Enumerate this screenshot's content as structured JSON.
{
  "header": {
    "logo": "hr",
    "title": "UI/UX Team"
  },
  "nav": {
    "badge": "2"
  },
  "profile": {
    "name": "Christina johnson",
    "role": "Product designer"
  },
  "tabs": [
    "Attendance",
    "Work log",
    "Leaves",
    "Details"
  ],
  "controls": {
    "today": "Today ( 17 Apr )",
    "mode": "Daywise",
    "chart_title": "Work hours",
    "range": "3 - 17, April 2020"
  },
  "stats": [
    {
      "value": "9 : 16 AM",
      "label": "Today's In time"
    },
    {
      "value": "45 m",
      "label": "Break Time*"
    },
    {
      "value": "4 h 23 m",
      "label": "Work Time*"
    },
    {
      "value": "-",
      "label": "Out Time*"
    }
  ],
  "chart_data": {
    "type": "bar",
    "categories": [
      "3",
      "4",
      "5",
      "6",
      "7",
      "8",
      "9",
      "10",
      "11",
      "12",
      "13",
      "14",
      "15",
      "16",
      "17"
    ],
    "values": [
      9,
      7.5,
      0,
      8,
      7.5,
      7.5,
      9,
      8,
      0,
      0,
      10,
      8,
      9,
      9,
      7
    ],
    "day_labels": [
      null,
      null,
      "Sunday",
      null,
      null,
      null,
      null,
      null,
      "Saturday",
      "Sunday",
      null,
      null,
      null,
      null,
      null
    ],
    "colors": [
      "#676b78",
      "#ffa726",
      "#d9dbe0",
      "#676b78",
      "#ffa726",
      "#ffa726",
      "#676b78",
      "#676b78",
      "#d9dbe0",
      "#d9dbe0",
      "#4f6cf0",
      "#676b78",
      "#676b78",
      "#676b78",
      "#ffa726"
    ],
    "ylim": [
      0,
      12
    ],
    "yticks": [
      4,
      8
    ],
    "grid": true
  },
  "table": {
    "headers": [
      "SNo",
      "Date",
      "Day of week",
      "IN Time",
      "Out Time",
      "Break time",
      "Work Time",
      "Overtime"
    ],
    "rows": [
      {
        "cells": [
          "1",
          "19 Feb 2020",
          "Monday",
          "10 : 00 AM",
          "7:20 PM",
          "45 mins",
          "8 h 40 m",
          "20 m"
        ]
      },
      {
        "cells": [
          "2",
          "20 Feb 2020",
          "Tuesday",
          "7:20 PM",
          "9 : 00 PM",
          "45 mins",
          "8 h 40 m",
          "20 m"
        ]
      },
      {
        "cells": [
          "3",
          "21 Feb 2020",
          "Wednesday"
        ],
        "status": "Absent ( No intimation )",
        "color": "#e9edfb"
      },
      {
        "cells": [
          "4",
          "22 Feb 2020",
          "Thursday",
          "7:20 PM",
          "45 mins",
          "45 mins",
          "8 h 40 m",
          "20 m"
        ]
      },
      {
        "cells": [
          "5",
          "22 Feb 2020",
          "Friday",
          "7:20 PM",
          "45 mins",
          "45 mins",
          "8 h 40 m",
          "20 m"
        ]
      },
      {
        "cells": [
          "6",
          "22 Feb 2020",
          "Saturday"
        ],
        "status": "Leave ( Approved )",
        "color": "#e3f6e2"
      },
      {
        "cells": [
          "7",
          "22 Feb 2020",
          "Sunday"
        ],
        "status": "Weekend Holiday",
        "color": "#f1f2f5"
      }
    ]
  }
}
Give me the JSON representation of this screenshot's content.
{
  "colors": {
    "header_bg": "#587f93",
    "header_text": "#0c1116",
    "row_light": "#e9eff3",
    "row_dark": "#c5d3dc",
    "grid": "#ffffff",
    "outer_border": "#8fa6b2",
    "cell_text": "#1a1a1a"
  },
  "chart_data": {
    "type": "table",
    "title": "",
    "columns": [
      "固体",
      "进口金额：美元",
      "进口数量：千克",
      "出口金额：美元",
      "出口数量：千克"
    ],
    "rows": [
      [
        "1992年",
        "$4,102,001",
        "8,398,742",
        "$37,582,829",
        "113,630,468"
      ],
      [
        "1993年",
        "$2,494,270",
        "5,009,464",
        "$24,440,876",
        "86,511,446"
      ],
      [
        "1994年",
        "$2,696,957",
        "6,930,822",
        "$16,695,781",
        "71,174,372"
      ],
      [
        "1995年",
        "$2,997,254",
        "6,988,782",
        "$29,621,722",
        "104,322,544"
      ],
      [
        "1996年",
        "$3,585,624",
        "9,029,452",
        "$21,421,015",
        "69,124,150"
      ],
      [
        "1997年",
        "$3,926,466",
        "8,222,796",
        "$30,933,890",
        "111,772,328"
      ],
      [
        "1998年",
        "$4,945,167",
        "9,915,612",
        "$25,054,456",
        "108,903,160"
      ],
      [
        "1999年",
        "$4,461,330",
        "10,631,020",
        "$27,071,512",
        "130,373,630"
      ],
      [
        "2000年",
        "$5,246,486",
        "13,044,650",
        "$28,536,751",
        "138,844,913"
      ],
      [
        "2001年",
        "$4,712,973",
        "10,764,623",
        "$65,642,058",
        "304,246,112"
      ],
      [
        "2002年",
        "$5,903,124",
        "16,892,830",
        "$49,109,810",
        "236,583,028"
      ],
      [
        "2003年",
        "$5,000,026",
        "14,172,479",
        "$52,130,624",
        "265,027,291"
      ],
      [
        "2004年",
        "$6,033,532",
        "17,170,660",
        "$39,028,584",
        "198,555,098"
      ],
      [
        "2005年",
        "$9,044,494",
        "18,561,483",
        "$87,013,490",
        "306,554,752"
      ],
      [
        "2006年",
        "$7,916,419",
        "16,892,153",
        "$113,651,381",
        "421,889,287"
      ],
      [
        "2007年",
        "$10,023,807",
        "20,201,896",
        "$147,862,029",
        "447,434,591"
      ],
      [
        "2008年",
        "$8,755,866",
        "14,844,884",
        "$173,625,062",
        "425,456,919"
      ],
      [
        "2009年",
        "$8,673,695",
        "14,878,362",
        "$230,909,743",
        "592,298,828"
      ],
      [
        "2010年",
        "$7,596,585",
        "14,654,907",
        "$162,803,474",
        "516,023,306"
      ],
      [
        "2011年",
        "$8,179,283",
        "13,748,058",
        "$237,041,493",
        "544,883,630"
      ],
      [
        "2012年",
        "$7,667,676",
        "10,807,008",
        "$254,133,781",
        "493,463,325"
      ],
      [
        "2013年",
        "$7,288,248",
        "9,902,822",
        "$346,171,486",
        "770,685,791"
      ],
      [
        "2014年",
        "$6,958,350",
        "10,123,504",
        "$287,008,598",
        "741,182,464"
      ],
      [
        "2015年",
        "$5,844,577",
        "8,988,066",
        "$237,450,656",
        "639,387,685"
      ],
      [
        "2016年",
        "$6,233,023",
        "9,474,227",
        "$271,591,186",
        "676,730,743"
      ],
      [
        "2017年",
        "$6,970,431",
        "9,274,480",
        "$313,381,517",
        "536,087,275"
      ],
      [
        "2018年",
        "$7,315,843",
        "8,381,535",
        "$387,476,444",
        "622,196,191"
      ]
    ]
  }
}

> _Given instruction_
From the data above, copy each line that holds "content".

> _Final answer_
Enumerate this screenshot's content as structured JSON.
Give me the JSON representation of this screenshot's content.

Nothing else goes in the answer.